Copy each line below in which the word "background" occurs.

--- BEGIN EXTRACTED RECORDS ---

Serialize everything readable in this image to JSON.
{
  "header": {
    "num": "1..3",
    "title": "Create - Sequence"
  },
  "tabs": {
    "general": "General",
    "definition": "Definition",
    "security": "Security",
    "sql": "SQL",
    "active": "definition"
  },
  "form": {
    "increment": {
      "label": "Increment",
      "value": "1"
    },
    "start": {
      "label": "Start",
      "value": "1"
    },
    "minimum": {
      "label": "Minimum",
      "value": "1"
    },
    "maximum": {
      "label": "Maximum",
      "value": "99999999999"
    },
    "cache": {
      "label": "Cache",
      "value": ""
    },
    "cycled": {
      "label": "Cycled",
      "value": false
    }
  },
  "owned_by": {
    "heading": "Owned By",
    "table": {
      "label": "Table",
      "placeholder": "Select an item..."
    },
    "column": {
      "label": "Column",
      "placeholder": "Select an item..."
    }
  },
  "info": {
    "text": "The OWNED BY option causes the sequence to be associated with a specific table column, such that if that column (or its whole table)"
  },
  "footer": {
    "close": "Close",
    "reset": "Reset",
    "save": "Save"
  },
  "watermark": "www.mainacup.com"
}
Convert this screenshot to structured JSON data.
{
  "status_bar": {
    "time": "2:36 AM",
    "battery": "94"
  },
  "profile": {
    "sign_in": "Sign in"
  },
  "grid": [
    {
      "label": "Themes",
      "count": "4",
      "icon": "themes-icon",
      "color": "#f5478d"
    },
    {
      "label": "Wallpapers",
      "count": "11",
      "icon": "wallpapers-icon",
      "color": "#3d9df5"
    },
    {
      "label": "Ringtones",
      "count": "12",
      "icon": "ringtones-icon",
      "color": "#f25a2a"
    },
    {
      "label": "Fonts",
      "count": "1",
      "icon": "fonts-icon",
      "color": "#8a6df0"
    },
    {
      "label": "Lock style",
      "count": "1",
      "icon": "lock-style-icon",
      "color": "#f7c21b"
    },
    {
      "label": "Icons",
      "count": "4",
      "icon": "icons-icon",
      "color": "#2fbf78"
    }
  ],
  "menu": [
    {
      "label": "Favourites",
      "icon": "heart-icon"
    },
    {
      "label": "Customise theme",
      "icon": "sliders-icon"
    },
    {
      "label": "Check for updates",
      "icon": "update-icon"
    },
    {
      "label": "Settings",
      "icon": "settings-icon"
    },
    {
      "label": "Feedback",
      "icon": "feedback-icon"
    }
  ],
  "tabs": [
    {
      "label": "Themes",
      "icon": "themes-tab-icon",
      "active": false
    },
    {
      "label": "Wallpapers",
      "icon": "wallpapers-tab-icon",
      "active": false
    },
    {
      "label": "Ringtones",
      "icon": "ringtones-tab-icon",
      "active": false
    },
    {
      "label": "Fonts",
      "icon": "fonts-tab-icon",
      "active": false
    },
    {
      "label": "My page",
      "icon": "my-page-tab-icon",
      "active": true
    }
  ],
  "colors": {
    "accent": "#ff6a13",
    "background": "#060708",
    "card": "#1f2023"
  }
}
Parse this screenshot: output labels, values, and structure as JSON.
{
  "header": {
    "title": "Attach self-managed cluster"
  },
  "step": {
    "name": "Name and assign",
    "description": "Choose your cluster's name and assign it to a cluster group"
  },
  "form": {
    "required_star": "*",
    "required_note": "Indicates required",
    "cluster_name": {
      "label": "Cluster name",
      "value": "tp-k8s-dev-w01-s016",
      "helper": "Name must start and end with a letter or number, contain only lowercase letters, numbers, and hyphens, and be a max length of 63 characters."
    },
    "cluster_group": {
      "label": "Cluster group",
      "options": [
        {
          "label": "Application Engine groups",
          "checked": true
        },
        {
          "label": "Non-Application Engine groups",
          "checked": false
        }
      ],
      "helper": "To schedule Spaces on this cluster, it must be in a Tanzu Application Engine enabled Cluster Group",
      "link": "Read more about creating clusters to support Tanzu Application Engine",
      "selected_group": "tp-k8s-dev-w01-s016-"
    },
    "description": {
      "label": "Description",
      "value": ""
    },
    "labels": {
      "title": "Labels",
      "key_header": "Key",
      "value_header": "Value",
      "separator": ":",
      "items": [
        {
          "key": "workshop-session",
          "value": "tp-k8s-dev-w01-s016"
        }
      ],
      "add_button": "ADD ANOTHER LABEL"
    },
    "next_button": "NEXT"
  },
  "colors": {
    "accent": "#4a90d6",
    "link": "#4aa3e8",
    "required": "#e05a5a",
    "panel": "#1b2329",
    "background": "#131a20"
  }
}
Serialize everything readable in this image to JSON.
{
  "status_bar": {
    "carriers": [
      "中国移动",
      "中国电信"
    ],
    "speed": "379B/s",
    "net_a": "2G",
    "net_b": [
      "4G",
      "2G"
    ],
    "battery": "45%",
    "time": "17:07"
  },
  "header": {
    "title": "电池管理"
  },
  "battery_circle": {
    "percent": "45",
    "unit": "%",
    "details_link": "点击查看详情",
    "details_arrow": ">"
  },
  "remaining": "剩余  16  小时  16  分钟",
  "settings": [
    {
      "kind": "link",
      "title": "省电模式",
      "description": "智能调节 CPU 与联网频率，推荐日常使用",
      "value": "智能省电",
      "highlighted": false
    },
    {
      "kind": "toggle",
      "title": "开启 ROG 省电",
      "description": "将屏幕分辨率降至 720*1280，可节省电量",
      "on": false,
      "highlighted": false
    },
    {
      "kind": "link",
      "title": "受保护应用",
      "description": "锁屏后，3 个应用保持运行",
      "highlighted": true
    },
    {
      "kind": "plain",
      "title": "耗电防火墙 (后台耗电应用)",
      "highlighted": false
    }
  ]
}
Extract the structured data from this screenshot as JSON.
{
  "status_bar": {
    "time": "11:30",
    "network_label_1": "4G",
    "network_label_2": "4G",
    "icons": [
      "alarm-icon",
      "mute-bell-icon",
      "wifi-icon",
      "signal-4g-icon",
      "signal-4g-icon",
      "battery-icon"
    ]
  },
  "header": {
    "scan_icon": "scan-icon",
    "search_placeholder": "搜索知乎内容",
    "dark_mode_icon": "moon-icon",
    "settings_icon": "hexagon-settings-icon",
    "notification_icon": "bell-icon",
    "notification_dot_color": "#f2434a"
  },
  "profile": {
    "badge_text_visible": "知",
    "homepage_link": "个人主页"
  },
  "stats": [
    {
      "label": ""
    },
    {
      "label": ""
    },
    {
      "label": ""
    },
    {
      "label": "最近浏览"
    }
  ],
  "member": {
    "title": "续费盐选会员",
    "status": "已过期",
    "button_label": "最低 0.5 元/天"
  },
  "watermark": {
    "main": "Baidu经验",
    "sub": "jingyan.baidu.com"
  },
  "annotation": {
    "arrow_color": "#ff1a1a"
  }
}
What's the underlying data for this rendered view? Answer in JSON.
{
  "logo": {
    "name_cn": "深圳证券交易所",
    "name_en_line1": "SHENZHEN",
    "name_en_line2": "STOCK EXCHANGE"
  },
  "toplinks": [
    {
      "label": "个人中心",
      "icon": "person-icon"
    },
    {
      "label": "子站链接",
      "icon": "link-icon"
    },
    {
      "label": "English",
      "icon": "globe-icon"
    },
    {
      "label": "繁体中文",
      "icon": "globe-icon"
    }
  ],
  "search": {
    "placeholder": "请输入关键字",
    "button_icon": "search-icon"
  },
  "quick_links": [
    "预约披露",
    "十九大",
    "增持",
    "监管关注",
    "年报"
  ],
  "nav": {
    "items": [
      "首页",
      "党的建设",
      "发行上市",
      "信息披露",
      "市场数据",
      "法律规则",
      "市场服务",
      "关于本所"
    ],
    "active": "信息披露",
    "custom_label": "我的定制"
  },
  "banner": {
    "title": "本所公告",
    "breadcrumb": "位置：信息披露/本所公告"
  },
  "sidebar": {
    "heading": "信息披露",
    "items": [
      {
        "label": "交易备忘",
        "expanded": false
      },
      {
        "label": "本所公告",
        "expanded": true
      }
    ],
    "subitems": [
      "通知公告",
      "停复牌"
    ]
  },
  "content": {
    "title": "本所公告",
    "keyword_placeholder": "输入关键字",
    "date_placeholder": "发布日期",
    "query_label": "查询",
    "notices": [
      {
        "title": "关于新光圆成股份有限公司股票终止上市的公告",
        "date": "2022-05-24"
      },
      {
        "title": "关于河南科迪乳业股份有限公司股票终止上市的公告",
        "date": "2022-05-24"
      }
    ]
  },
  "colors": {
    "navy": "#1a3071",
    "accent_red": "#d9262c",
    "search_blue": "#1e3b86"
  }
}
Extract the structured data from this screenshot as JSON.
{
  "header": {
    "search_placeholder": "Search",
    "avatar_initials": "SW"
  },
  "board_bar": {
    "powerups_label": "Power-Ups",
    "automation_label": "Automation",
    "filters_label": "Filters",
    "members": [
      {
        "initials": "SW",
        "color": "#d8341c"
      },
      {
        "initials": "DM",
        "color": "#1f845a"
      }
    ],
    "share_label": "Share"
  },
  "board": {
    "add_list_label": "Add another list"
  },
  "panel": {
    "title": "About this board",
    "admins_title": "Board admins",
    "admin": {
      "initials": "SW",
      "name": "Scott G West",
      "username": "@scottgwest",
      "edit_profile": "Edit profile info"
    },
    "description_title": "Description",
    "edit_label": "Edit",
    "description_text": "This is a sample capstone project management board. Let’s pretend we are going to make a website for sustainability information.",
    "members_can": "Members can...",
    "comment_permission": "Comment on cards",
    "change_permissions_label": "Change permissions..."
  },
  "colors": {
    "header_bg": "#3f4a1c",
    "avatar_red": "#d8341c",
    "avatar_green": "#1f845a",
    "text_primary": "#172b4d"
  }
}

--- END EXTRACTED RECORDS ---

FULL SOLUTION:
    "background": "#060708",
    "background": "#131a20"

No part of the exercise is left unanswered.